(Figure record extracts)
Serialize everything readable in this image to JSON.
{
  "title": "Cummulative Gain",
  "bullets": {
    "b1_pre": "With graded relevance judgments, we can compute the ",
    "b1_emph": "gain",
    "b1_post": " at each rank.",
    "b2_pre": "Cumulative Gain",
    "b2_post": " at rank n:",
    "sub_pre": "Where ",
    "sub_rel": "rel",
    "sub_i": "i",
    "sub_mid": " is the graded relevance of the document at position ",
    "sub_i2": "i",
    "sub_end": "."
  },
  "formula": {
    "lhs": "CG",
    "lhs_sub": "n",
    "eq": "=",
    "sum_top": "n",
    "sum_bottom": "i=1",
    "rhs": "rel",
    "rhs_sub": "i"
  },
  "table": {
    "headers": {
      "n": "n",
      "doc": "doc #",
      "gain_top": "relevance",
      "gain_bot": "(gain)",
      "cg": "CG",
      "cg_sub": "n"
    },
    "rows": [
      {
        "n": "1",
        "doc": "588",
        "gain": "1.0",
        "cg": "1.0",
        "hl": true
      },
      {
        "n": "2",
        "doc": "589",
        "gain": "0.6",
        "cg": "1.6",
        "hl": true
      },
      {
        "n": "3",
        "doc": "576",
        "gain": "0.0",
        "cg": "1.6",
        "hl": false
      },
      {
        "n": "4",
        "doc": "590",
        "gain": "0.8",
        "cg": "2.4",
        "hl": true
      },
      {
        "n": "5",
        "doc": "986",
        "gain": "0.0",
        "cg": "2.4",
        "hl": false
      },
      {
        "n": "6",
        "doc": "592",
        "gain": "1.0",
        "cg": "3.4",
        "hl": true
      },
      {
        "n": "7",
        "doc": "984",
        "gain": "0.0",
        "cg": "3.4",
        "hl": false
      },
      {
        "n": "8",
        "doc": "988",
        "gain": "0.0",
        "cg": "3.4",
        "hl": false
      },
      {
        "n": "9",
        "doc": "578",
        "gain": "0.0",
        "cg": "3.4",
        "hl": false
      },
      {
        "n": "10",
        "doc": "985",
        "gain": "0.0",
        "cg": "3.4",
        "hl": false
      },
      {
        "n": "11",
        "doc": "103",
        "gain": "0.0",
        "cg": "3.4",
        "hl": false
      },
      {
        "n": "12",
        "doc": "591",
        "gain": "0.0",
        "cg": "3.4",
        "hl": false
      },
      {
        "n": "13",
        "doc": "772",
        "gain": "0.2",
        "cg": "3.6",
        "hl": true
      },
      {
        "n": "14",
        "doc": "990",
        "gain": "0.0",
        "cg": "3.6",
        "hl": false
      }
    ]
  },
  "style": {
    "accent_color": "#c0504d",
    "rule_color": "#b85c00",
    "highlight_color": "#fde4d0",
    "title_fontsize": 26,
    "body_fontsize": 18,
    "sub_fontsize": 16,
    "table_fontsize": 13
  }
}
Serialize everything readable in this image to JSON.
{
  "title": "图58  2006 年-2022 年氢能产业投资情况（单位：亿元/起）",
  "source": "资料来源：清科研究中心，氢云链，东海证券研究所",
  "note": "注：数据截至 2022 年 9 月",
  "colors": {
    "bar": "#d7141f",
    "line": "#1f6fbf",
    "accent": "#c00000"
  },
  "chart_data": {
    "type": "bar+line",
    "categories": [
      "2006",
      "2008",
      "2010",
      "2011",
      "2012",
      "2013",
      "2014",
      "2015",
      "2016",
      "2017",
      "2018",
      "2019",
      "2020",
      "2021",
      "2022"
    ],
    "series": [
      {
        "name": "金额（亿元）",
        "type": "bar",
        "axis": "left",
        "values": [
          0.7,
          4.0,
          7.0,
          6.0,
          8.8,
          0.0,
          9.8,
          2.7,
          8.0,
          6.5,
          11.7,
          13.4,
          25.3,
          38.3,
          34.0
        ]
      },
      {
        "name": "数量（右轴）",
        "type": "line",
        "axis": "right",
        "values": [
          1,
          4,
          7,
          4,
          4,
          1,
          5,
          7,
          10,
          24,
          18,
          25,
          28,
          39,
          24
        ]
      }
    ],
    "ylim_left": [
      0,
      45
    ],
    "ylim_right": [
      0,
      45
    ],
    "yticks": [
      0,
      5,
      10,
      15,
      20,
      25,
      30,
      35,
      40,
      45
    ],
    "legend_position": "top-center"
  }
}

Given instruction:
Reproduce the data in full, exactly as presented.

Answer to the exercise:
Serialize everything readable in this image to JSON.
{
  "title": "Cummulative Gain",
  "bullets": {
    "b1_pre": "With graded relevance judgments, we can compute the ",
    "b1_emph": "gain",
    "b1_post": " at each rank.",
    "b2_pre": "Cumulative Gain",
    "b2_post": " at rank n:",
    "sub_pre": "Where ",
    "sub_rel": "rel",
    "sub_i": "i",
    "sub_mid": " is the graded relevance of the document at position ",
    "sub_i2": "i",
    "sub_end": "."
  },
  "formula": {
    "lhs": "CG",
    "lhs_sub": "n",
    "eq": "=",
    "sum_top": "n",
    "sum_bottom": "i=1",
    "rhs": "rel",
    "rhs_sub": "i"
  },
  "table": {
    "headers": {
      "n": "n",
      "doc": "doc #",
      "gain_top": "relevance",
      "gain_bot": "(gain)",
      "cg": "CG",
      "cg_sub": "n"
    },
    "rows": [
      {
        "n": "1",
        "doc": "588",
        "gain": "1.0",
        "cg": "1.0",
        "hl": true
      },
      {
        "n": "2",
        "doc": "589",
        "gain": "0.6",
        "cg": "1.6",
        "hl": true
      },
      {
        "n": "3",
        "doc": "576",
        "gain": "0.0",
        "cg": "1.6",
        "hl": false
      },
      {
        "n": "4",
        "doc": "590",
        "gain": "0.8",
        "cg": "2.4",
        "hl": true
      },
      {
        "n": "5",
        "doc": "986",
        "gain": "0.0",
        "cg": "2.4",
        "hl": false
      },
      {
        "n": "6",
        "doc": "592",
        "gain": "1.0",
        "cg": "3.4",
        "hl": true
      },
      {
        "n": "7",
        "doc": "984",
        "gain": "0.0",
        "cg": "3.4",
        "hl": false
      },
      {
        "n": "8",
        "doc": "988",
        "gain": "0.0",
        "cg": "3.4",
        "hl": false
      },
      {
        "n": "9",
        "doc": "578",
        "gain": "0.0",
        "cg": "3.4",
        "hl": false
      },
      {
        "n": "10",
        "doc": "985",
        "gain": "0.0",
        "cg": "3.4",
        "hl": false
      },
      {
        "n": "11",
        "doc": "103",
        "gain": "0.0",
        "cg": "3.4",
        "hl": false
      },
      {
        "n": "12",
        "doc": "591",
        "gain": "0.0",
        "cg": "3.4",
        "hl": false
      },
      {
        "n": "13",
        "doc": "772",
        "gain": "0.2",
        "cg": "3.6",
        "hl": true
      },
      {
        "n": "14",
        "doc": "990",
        "gain": "0.0",
        "cg": "3.6",
        "hl": false
      }
    ]
  },
  "style": {
    "accent_color": "#c0504d",
    "rule_color": "#b85c00",
    "highlight_color": "#fde4d0",
    "title_fontsize": 26,
    "body_fontsize": 18,
    "sub_fontsize": 16,
    "table_fontsize": 13
  }
}
Serialize everything readable in this image to JSON.
{
  "title": "图58  2006 年-2022 年氢能产业投资情况（单位：亿元/起）",
  "source": "资料来源：清科研究中心，氢云链，东海证券研究所",
  "note": "注：数据截至 2022 年 9 月",
  "colors": {
    "bar": "#d7141f",
    "line": "#1f6fbf",
    "accent": "#c00000"
  },
  "chart_data": {
    "type": "bar+line",
    "categories": [
      "2006",
      "2008",
      "2010",
      "2011",
      "2012",
      "2013",
      "2014",
      "2015",
      "2016",
      "2017",
      "2018",
      "2019",
      "2020",
      "2021",
      "2022"
    ],
    "series": [
      {
        "name": "金额（亿元）",
        "type": "bar",
        "axis": "left",
        "values": [
          0.7,
          4.0,
          7.0,
          6.0,
          8.8,
          0.0,
          9.8,
          2.7,
          8.0,
          6.5,
          11.7,
          13.4,
          25.3,
          38.3,
          34.0
        ]
      },
      {
        "name": "数量（右轴）",
        "type": "line",
        "axis": "right",
        "values": [
          1,
          4,
          7,
          4,
          4,
          1,
          5,
          7,
          10,
          24,
          18,
          25,
          28,
          39,
          24
        ]
      }
    ],
    "ylim_left": [
      0,
      45
    ],
    "ylim_right": [
      0,
      45
    ],
    "yticks": [
      0,
      5,
      10,
      15,
      20,
      25,
      30,
      35,
      40,
      45
    ],
    "legend_position": "top-center"
  }
}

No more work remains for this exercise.